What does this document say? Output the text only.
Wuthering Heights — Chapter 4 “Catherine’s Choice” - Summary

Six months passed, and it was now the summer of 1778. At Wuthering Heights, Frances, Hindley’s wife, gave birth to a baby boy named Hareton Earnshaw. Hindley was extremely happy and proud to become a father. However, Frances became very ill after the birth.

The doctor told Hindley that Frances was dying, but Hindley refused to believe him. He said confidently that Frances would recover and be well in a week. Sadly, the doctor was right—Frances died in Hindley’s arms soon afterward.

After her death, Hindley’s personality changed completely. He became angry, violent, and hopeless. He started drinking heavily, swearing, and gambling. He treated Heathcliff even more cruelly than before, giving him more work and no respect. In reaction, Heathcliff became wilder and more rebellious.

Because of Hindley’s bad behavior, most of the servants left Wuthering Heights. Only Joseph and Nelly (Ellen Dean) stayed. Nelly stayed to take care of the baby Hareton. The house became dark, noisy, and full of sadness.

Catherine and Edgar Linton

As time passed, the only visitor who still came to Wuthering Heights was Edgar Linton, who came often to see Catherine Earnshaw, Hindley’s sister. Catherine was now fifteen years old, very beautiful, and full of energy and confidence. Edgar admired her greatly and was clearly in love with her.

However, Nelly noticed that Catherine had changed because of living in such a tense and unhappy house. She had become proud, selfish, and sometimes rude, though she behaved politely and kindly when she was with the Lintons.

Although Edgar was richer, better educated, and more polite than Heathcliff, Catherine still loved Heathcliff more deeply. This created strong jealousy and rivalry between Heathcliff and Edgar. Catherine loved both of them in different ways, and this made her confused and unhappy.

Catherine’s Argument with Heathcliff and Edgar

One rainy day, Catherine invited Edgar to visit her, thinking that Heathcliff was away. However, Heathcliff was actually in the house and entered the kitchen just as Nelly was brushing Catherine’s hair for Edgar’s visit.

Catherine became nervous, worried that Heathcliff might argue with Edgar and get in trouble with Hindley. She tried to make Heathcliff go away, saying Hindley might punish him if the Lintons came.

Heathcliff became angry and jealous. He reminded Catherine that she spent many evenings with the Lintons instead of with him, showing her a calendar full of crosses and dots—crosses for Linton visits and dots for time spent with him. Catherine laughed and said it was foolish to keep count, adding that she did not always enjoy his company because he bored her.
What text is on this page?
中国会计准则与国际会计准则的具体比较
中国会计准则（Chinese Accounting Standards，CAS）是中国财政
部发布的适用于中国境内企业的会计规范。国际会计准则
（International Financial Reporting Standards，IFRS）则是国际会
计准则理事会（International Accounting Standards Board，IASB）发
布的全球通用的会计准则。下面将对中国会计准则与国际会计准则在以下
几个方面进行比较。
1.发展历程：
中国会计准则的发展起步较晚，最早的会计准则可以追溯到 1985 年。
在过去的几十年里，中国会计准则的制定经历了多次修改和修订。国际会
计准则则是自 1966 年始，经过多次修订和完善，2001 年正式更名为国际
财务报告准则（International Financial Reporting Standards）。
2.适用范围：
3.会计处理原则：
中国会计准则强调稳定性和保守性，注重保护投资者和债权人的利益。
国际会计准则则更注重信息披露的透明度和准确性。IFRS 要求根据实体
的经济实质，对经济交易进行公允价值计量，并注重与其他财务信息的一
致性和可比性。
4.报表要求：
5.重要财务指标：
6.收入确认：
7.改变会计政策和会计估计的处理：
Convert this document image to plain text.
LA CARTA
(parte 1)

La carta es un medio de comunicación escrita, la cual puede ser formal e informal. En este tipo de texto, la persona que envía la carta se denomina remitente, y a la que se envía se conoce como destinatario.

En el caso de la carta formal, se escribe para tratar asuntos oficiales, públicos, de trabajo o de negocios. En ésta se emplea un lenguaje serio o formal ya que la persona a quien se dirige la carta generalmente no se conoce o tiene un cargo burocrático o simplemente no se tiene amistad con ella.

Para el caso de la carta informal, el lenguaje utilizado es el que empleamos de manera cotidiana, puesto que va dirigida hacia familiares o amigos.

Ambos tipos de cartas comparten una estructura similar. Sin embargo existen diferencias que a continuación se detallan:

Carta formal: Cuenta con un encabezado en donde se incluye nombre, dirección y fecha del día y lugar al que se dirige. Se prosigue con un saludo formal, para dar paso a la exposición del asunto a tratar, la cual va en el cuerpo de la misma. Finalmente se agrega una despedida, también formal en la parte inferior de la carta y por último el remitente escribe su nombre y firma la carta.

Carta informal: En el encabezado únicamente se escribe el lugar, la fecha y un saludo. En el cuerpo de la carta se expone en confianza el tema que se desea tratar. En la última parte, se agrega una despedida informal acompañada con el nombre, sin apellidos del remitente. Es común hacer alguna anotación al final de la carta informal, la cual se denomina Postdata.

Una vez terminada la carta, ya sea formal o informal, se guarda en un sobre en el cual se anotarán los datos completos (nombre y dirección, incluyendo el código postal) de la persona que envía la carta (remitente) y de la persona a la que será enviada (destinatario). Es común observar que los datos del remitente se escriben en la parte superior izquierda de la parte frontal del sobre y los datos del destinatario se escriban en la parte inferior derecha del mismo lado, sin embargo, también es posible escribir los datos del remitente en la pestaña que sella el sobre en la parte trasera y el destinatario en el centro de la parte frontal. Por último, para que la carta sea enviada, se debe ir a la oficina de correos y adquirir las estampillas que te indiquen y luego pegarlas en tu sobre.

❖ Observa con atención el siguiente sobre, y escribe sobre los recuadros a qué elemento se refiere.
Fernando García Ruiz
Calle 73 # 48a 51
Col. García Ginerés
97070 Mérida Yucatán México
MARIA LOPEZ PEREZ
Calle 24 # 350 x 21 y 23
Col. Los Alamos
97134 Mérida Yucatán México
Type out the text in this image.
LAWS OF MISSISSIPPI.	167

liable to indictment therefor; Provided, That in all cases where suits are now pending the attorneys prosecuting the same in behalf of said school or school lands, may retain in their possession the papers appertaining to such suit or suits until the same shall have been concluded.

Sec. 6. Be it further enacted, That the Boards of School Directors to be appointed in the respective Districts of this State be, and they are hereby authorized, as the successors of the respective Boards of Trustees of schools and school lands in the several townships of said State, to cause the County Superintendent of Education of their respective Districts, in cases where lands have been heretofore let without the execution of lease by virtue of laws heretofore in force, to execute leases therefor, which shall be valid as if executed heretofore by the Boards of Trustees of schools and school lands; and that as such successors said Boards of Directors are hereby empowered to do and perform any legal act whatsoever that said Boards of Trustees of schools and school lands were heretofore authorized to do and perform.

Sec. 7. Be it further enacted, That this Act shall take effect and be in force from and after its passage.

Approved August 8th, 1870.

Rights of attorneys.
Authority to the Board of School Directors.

AIM :: Make an exact copy of the records.

EXERCISE OUTPUT ::
What does this document say? Output the text only.
Wuthering Heights — Chapter 4 “Catherine’s Choice” - Summary

Six months passed, and it was now the summer of 1778. At Wuthering Heights, Frances, Hindley’s wife, gave birth to a baby boy named Hareton Earnshaw. Hindley was extremely happy and proud to become a father. However, Frances became very ill after the birth.

The doctor told Hindley that Frances was dying, but Hindley refused to believe him. He said confidently that Frances would recover and be well in a week. Sadly, the doctor was right—Frances died in Hindley’s arms soon afterward.

After her death, Hindley’s personality changed completely. He became angry, violent, and hopeless. He started drinking heavily, swearing, and gambling. He treated Heathcliff even more cruelly than before, giving him more work and no respect. In reaction, Heathcliff became wilder and more rebellious.

Because of Hindley’s bad behavior, most of the servants left Wuthering Heights. Only Joseph and Nelly (Ellen Dean) stayed. Nelly stayed to take care of the baby Hareton. The house became dark, noisy, and full of sadness.

Catherine and Edgar Linton

As time passed, the only visitor who still came to Wuthering Heights was Edgar Linton, who came often to see Catherine Earnshaw, Hindley’s sister. Catherine was now fifteen years old, very beautiful, and full of energy and confidence. Edgar admired her greatly and was clearly in love with her.

However, Nelly noticed that Catherine had changed because of living in such a tense and unhappy house. She had become proud, selfish, and sometimes rude, though she behaved politely and kindly when she was with the Lintons.

Although Edgar was richer, better educated, and more polite than Heathcliff, Catherine still loved Heathcliff more deeply. This created strong jealousy and rivalry between Heathcliff and Edgar. Catherine loved both of them in different ways, and this made her confused and unhappy.

Catherine’s Argument with Heathcliff and Edgar

One rainy day, Catherine invited Edgar to visit her, thinking that Heathcliff was away. However, Heathcliff was actually in the house and entered the kitchen just as Nelly was brushing Catherine’s hair for Edgar’s visit.

Catherine became nervous, worried that Heathcliff might argue with Edgar and get in trouble with Hindley. She tried to make Heathcliff go away, saying Hindley might punish him if the Lintons came.

Heathcliff became angry and jealous. He reminded Catherine that she spent many evenings with the Lintons instead of with him, showing her a calendar full of crosses and dots—crosses for Linton visits and dots for time spent with him. Catherine laughed and said it was foolish to keep count, adding that she did not always enjoy his company because he bored her.
What text is on this page?
中国会计准则与国际会计准则的具体比较
中国会计准则（Chinese Accounting Standards，CAS）是中国财政
部发布的适用于中国境内企业的会计规范。国际会计准则
（International Financial Reporting Standards，IFRS）则是国际会
计准则理事会（International Accounting Standards Board，IASB）发
布的全球通用的会计准则。下面将对中国会计准则与国际会计准则在以下
几个方面进行比较。
1.发展历程：
中国会计准则的发展起步较晚，最早的会计准则可以追溯到 1985 年。
在过去的几十年里，中国会计准则的制定经历了多次修改和修订。国际会
计准则则是自 1966 年始，经过多次修订和完善，2001 年正式更名为国际
财务报告准则（International Financial Reporting Standards）。
2.适用范围：
3.会计处理原则：
中国会计准则强调稳定性和保守性，注重保护投资者和债权人的利益。
国际会计准则则更注重信息披露的透明度和准确性。IFRS 要求根据实体
的经济实质，对经济交易进行公允价值计量，并注重与其他财务信息的一
致性和可比性。
4.报表要求：
5.重要财务指标：
6.收入确认：
7.改变会计政策和会计估计的处理：
Convert this document image to plain text.
LA CARTA
(parte 1)

La carta es un medio de comunicación escrita, la cual puede ser formal e informal. En este tipo de texto, la persona que envía la carta se denomina remitente, y a la que se envía se conoce como destinatario.

En el caso de la carta formal, se escribe para tratar asuntos oficiales, públicos, de trabajo o de negocios. En ésta se emplea un lenguaje serio o formal ya que la persona a quien se dirige la carta generalmente no se conoce o tiene un cargo burocrático o simplemente no se tiene amistad con ella.

Para el caso de la carta informal, el lenguaje utilizado es el que empleamos de manera cotidiana, puesto que va dirigida hacia familiares o amigos.

Ambos tipos de cartas comparten una estructura similar. Sin embargo existen diferencias que a continuación se detallan:

Carta formal: Cuenta con un encabezado en donde se incluye nombre, dirección y fecha del día y lugar al que se dirige. Se prosigue con un saludo formal, para dar paso a la exposición del asunto a tratar, la cual va en el cuerpo de la misma. Finalmente se agrega una despedida, también formal en la parte inferior de la carta y por último el remitente escribe su nombre y firma la carta.

Carta informal: En el encabezado únicamente se escribe el lugar, la fecha y un saludo. En el cuerpo de la carta se expone en confianza el tema que se desea tratar. En la última parte, se agrega una despedida informal acompañada con el nombre, sin apellidos del remitente. Es común hacer alguna anotación al final de la carta informal, la cual se denomina Postdata.

Una vez terminada la carta, ya sea formal o informal, se guarda en un sobre en el cual se anotarán los datos completos (nombre y dirección, incluyendo el código postal) de la persona que envía la carta (remitente) y de la persona a la que será enviada (destinatario). Es común observar que los datos del remitente se escriben en la parte superior izquierda de la parte frontal del sobre y los datos del destinatario se escriban en la parte inferior derecha del mismo lado, sin embargo, también es posible escribir los datos del remitente en la pestaña que sella el sobre en la parte trasera y el destinatario en el centro de la parte frontal. Por último, para que la carta sea enviada, se debe ir a la oficina de correos y adquirir las estampillas que te indiquen y luego pegarlas en tu sobre.

❖ Observa con atención el siguiente sobre, y escribe sobre los recuadros a qué elemento se refiere.
Fernando García Ruiz
Calle 73 # 48a 51
Col. García Ginerés
97070 Mérida Yucatán México
MARIA LOPEZ PEREZ
Calle 24 # 350 x 21 y 23
Col. Los Alamos
97134 Mérida Yucatán México
Type out the text in this image.
LAWS OF MISSISSIPPI.	167

liable to indictment therefor; Provided, That in all cases where suits are now pending the attorneys prosecuting the same in behalf of said school or school lands, may retain in their possession the papers appertaining to such suit or suits until the same shall have been concluded.

Sec. 6. Be it further enacted, That the Boards of School Directors to be appointed in the respective Districts of this State be, and they are hereby authorized, as the successors of the respective Boards of Trustees of schools and school lands in the several townships of said State, to cause the County Superintendent of Education of their respective Districts, in cases where lands have been heretofore let without the execution of lease by virtue of laws heretofore in force, to execute leases therefor, which shall be valid as if executed heretofore by the Boards of Trustees of schools and school lands; and that as such successors said Boards of Directors are hereby empowered to do and perform any legal act whatsoever that said Boards of Trustees of schools and school lands were heretofore authorized to do and perform.

Sec. 7. Be it further enacted, That this Act shall take effect and be in force from and after its passage.

Approved August 8th, 1870.

Rights of attorneys.
Authority to the Board of School Directors.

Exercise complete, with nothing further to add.